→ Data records
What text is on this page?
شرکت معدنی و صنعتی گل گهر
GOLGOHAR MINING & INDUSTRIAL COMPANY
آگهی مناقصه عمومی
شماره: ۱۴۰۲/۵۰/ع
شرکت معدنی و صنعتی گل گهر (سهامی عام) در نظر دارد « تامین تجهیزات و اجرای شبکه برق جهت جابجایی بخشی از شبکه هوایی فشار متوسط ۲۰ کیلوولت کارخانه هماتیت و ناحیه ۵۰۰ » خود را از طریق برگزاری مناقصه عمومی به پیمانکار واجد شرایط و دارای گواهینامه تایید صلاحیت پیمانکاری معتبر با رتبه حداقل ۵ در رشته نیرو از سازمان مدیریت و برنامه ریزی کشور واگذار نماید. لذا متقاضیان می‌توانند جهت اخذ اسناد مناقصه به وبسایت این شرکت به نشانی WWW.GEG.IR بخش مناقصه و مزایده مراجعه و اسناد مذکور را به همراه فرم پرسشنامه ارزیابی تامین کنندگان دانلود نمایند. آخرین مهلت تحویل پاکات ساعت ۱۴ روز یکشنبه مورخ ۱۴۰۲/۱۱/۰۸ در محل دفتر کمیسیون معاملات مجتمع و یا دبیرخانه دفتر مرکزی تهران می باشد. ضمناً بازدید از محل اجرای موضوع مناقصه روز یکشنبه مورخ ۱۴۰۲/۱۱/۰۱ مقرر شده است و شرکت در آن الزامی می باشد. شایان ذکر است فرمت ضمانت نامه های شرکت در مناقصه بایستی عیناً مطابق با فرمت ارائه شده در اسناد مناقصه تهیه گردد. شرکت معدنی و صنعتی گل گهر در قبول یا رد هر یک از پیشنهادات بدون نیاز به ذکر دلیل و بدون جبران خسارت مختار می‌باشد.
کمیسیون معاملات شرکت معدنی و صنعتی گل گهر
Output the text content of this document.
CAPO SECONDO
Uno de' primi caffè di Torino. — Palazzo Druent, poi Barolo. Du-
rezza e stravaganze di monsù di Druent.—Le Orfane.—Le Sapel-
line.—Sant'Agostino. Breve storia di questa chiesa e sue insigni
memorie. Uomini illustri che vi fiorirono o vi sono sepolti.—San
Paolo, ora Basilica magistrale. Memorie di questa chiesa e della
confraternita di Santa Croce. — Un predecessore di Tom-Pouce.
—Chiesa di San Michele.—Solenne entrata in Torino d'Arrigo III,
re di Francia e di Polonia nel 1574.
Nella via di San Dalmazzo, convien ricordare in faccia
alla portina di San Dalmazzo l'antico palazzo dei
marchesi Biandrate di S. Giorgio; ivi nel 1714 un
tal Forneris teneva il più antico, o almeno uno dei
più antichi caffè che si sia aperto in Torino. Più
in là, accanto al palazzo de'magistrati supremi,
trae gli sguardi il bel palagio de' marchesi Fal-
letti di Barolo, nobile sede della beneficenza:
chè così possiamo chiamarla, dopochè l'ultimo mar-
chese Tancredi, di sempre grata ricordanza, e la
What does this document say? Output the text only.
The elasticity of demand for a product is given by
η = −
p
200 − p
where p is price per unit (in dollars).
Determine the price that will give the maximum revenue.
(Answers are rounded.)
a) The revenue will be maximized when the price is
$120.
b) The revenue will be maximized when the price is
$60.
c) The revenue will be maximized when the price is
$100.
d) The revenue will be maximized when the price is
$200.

→ Task to complete
The records above must be output exactly, in full.

→ Finished task
What text is on this page?
شرکت معدنی و صنعتی گل گهر
GOLGOHAR MINING & INDUSTRIAL COMPANY
آگهی مناقصه عمومی
شماره: ۱۴۰۲/۵۰/ع
شرکت معدنی و صنعتی گل گهر (سهامی عام) در نظر دارد « تامین تجهیزات و اجرای شبکه برق جهت جابجایی بخشی از شبکه هوایی فشار متوسط ۲۰ کیلوولت کارخانه هماتیت و ناحیه ۵۰۰ » خود را از طریق برگزاری مناقصه عمومی به پیمانکار واجد شرایط و دارای گواهینامه تایید صلاحیت پیمانکاری معتبر با رتبه حداقل ۵ در رشته نیرو از سازمان مدیریت و برنامه ریزی کشور واگذار نماید. لذا متقاضیان می‌توانند جهت اخذ اسناد مناقصه به وبسایت این شرکت به نشانی WWW.GEG.IR بخش مناقصه و مزایده مراجعه و اسناد مذکور را به همراه فرم پرسشنامه ارزیابی تامین کنندگان دانلود نمایند. آخرین مهلت تحویل پاکات ساعت ۱۴ روز یکشنبه مورخ ۱۴۰۲/۱۱/۰۸ در محل دفتر کمیسیون معاملات مجتمع و یا دبیرخانه دفتر مرکزی تهران می باشد. ضمناً بازدید از محل اجرای موضوع مناقصه روز یکشنبه مورخ ۱۴۰۲/۱۱/۰۱ مقرر شده است و شرکت در آن الزامی می باشد. شایان ذکر است فرمت ضمانت نامه های شرکت در مناقصه بایستی عیناً مطابق با فرمت ارائه شده در اسناد مناقصه تهیه گردد. شرکت معدنی و صنعتی گل گهر در قبول یا رد هر یک از پیشنهادات بدون نیاز به ذکر دلیل و بدون جبران خسارت مختار می‌باشد.
کمیسیون معاملات شرکت معدنی و صنعتی گل گهر
Output the text content of this document.
CAPO SECONDO
Uno de' primi caffè di Torino. — Palazzo Druent, poi Barolo. Du-
rezza e stravaganze di monsù di Druent.—Le Orfane.—Le Sapel-
line.—Sant'Agostino. Breve storia di questa chiesa e sue insigni
memorie. Uomini illustri che vi fiorirono o vi sono sepolti.—San
Paolo, ora Basilica magistrale. Memorie di questa chiesa e della
confraternita di Santa Croce. — Un predecessore di Tom-Pouce.
—Chiesa di San Michele.—Solenne entrata in Torino d'Arrigo III,
re di Francia e di Polonia nel 1574.
Nella via di San Dalmazzo, convien ricordare in faccia
alla portina di San Dalmazzo l'antico palazzo dei
marchesi Biandrate di S. Giorgio; ivi nel 1714 un
tal Forneris teneva il più antico, o almeno uno dei
più antichi caffè che si sia aperto in Torino. Più
in là, accanto al palazzo de'magistrati supremi,
trae gli sguardi il bel palagio de' marchesi Fal-
letti di Barolo, nobile sede della beneficenza:
chè così possiamo chiamarla, dopochè l'ultimo mar-
chese Tancredi, di sempre grata ricordanza, e la
What does this document say? Output the text only.
The elasticity of demand for a product is given by
η = −
p
200 − p
where p is price per unit (in dollars).
Determine the price that will give the maximum revenue.
(Answers are rounded.)
a) The revenue will be maximized when the price is
$120.
b) The revenue will be maximized when the price is
$60.
c) The revenue will be maximized when the price is
$100.
d) The revenue will be maximized when the price is
$200.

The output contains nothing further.